Written instruction.
Sort through the data and copy the lines holding the word "with".

Records to use.
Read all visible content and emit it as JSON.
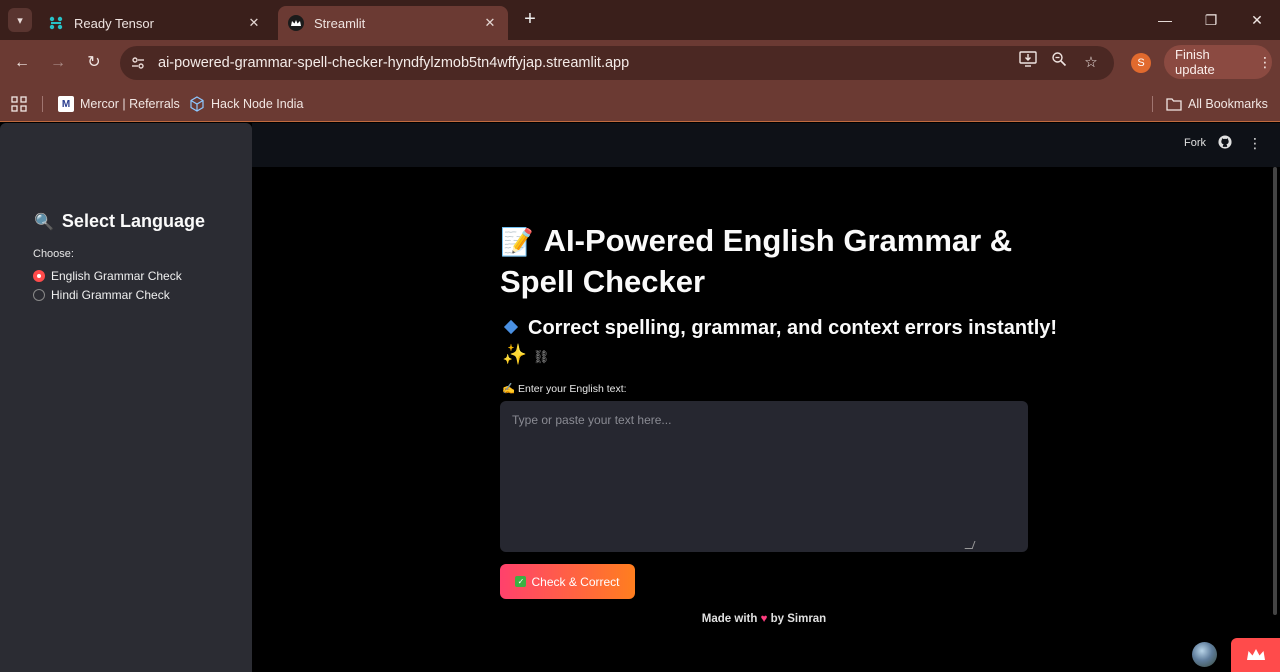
{
  "browser": {
    "tabs": [
      {
        "title": "Ready Tensor",
        "favicon": "ready-tensor-icon",
        "active": false
      },
      {
        "title": "Streamlit",
        "favicon": "streamlit-crown-icon",
        "active": true
      }
    ],
    "url": "ai-powered-grammar-spell-checker-hyndfylzmob5tn4wffyjap.streamlit.app",
    "profile_initial": "S",
    "update_button": "Finish update",
    "bookmarks": [
      {
        "label": "Mercor | Referrals",
        "icon": "M"
      },
      {
        "label": "Hack Node India",
        "icon": "cube-icon"
      }
    ],
    "all_bookmarks": "All Bookmarks"
  },
  "app": {
    "header": {
      "fork": "Fork"
    },
    "sidebar": {
      "title_emoji": "🔍",
      "title": "Select Language",
      "choose_label": "Choose:",
      "options": [
        {
          "label": "English Grammar Check",
          "selected": true
        },
        {
          "label": "Hindi Grammar Check",
          "selected": false
        }
      ]
    },
    "main": {
      "title_emoji": "📝",
      "title": "AI-Powered English Grammar & Spell Checker",
      "subtitle": "Correct spelling, grammar, and context errors instantly!",
      "subtitle_emoji": "✨",
      "input_label_emoji": "✍️",
      "input_label": "Enter your English text:",
      "input_placeholder": "Type or paste your text here...",
      "input_value": "",
      "button_label": "Check & Correct",
      "footer_prefix": "Made with",
      "footer_heart": "♥",
      "footer_suffix": "by Simran"
    },
    "colors": {
      "accent": "#ff4b4b",
      "sidebar_bg": "#2b2c33",
      "input_bg": "#262730"
    }
  }
}
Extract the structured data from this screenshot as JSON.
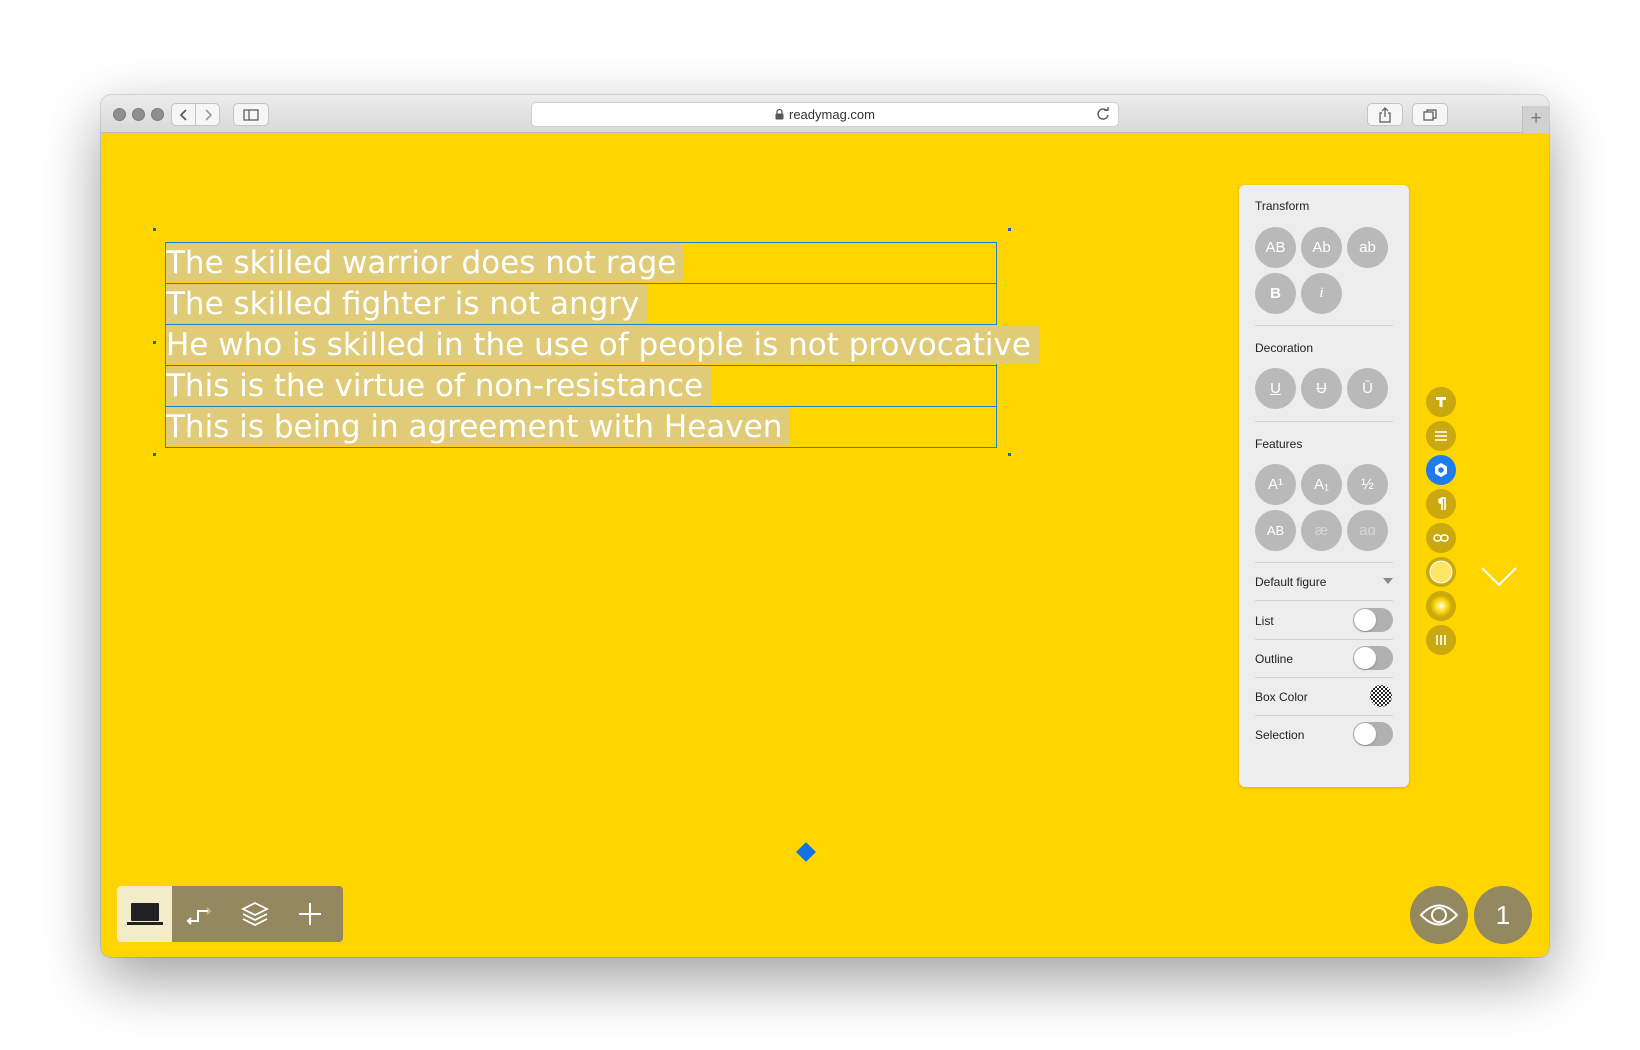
{
  "browser": {
    "url": "readymag.com",
    "icons": [
      "back-icon",
      "forward-icon",
      "sidebar-icon",
      "lock-icon",
      "reload-icon",
      "share-icon",
      "tabs-icon",
      "new-tab-icon"
    ]
  },
  "text_block": {
    "lines": [
      "The skilled warrior does not rage",
      "The skilled fighter is not angry",
      "He who is skilled in the use of people is not provocative",
      "This is the virtue of non-resistance",
      "This is being in agreement with Heaven"
    ]
  },
  "panel": {
    "transform": {
      "title": "Transform",
      "buttons": [
        "AB",
        "Ab",
        "ab",
        "B",
        "i"
      ]
    },
    "decoration": {
      "title": "Decoration",
      "buttons": [
        "U",
        "U",
        "Ū"
      ]
    },
    "features": {
      "title": "Features",
      "buttons": [
        "A¹",
        "A₁",
        "½",
        "AB",
        "æ",
        "aɑ"
      ]
    },
    "figure_select": "Default figure",
    "list_label": "List",
    "outline_label": "Outline",
    "box_color_label": "Box Color",
    "selection_label": "Selection",
    "toggles": {
      "list": false,
      "outline": false,
      "selection": false
    }
  },
  "side_tools": [
    "text-type-icon",
    "align-icon",
    "style-icon",
    "paragraph-icon",
    "link-icon",
    "color-icon",
    "glow-icon",
    "columns-icon"
  ],
  "bottom_toolbar": [
    "desktop-icon",
    "transition-icon",
    "layers-icon",
    "add-icon"
  ],
  "preview_button": "eye-icon",
  "page_number": "1",
  "colors": {
    "canvas": "#FFD500",
    "text_highlight": "#DFCB78",
    "active": "#1e7cf0",
    "toolbar": "#93885F"
  }
}
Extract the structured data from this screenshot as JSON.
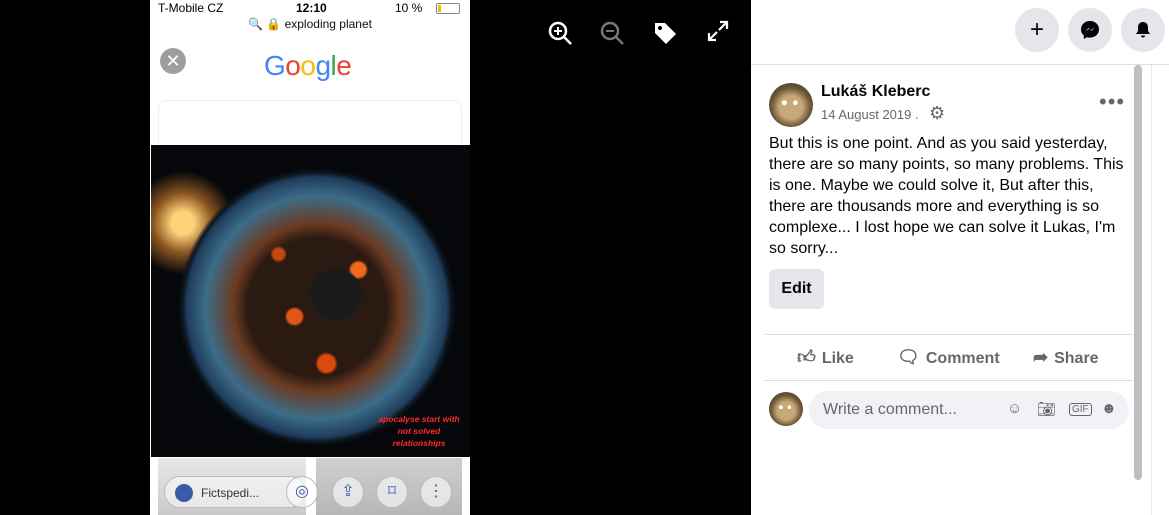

Output for this task.
      "footer_prefix": "Made with",
      "This is being in agreement with Heaven"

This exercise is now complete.